_Given exercise_
Transcribe all of the data exactly. Omit the pictures.

_Task input_
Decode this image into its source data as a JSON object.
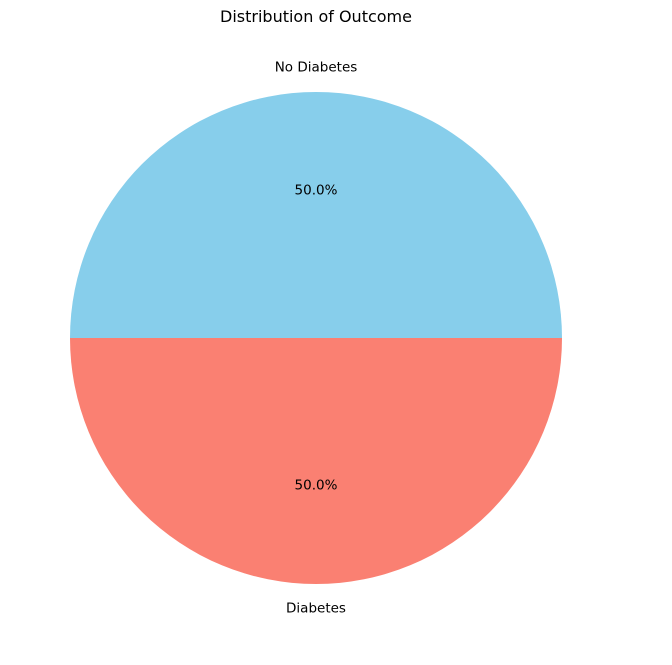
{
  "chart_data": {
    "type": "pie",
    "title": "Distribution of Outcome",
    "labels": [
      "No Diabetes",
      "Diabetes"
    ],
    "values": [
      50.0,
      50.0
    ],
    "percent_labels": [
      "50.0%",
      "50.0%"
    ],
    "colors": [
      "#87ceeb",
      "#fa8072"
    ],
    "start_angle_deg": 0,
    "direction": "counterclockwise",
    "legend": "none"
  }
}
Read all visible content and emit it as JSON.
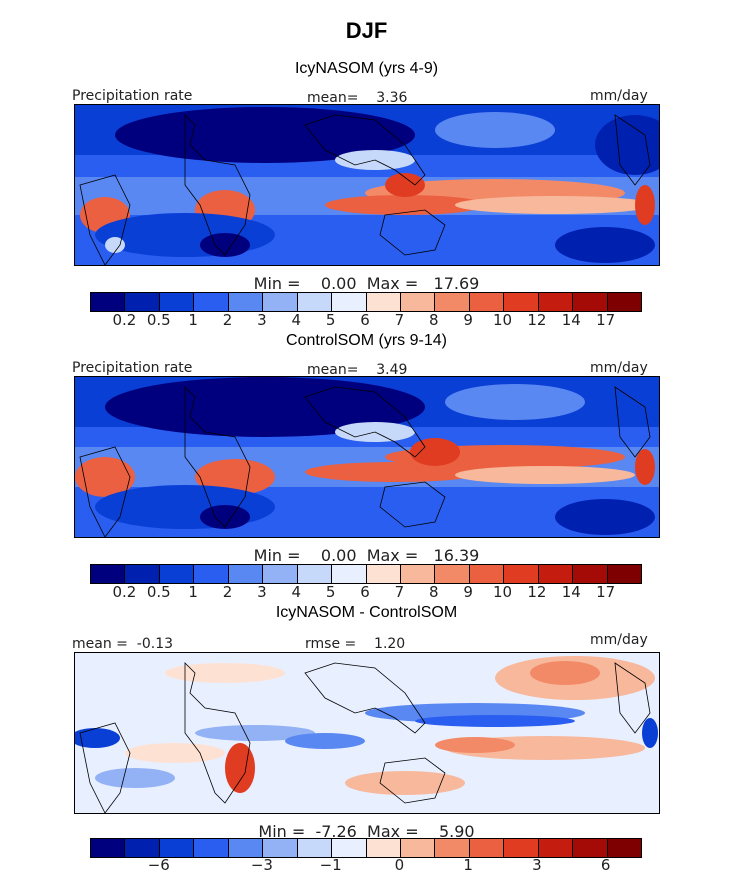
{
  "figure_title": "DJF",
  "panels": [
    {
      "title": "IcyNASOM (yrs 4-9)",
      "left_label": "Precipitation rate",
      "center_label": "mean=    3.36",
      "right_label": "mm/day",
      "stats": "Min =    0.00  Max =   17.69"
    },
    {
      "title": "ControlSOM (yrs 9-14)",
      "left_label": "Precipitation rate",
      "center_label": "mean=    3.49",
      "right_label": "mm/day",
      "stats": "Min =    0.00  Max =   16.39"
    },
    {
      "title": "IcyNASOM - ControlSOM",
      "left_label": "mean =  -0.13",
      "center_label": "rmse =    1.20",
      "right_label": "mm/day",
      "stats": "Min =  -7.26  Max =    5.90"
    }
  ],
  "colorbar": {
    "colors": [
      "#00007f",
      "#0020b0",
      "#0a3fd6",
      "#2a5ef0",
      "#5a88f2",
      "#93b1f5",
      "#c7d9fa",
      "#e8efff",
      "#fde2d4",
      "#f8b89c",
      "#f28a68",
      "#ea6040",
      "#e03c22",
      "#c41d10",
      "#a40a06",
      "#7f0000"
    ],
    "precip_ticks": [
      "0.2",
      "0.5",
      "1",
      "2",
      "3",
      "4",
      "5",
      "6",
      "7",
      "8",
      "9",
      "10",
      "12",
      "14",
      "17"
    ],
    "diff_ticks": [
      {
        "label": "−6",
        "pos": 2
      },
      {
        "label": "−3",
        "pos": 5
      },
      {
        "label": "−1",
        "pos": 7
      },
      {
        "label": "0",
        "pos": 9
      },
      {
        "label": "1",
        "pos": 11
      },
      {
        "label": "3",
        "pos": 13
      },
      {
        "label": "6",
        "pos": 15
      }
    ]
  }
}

_Answer to the task_
Decode this image into its source data as a JSON object.
{
  "chart_data": {
    "type": "pie",
    "title": "Distribution of Outcome",
    "labels": [
      "No Diabetes",
      "Diabetes"
    ],
    "values": [
      50.0,
      50.0
    ],
    "percent_labels": [
      "50.0%",
      "50.0%"
    ],
    "colors": [
      "#87ceeb",
      "#fa8072"
    ],
    "start_angle_deg": 0,
    "direction": "counterclockwise",
    "legend": "none"
  }
}
Read all visible content and emit it as JSON.
{
  "figure_title": "DJF",
  "panels": [
    {
      "title": "IcyNASOM (yrs 4-9)",
      "left_label": "Precipitation rate",
      "center_label": "mean=    3.36",
      "right_label": "mm/day",
      "stats": "Min =    0.00  Max =   17.69"
    },
    {
      "title": "ControlSOM (yrs 9-14)",
      "left_label": "Precipitation rate",
      "center_label": "mean=    3.49",
      "right_label": "mm/day",
      "stats": "Min =    0.00  Max =   16.39"
    },
    {
      "title": "IcyNASOM - ControlSOM",
      "left_label": "mean =  -0.13",
      "center_label": "rmse =    1.20",
      "right_label": "mm/day",
      "stats": "Min =  -7.26  Max =    5.90"
    }
  ],
  "colorbar": {
    "colors": [
      "#00007f",
      "#0020b0",
      "#0a3fd6",
      "#2a5ef0",
      "#5a88f2",
      "#93b1f5",
      "#c7d9fa",
      "#e8efff",
      "#fde2d4",
      "#f8b89c",
      "#f28a68",
      "#ea6040",
      "#e03c22",
      "#c41d10",
      "#a40a06",
      "#7f0000"
    ],
    "precip_ticks": [
      "0.2",
      "0.5",
      "1",
      "2",
      "3",
      "4",
      "5",
      "6",
      "7",
      "8",
      "9",
      "10",
      "12",
      "14",
      "17"
    ],
    "diff_ticks": [
      {
        "label": "−6",
        "pos": 2
      },
      {
        "label": "−3",
        "pos": 5
      },
      {
        "label": "−1",
        "pos": 7
      },
      {
        "label": "0",
        "pos": 9
      },
      {
        "label": "1",
        "pos": 11
      },
      {
        "label": "3",
        "pos": 13
      },
      {
        "label": "6",
        "pos": 15
      }
    ]
  }
}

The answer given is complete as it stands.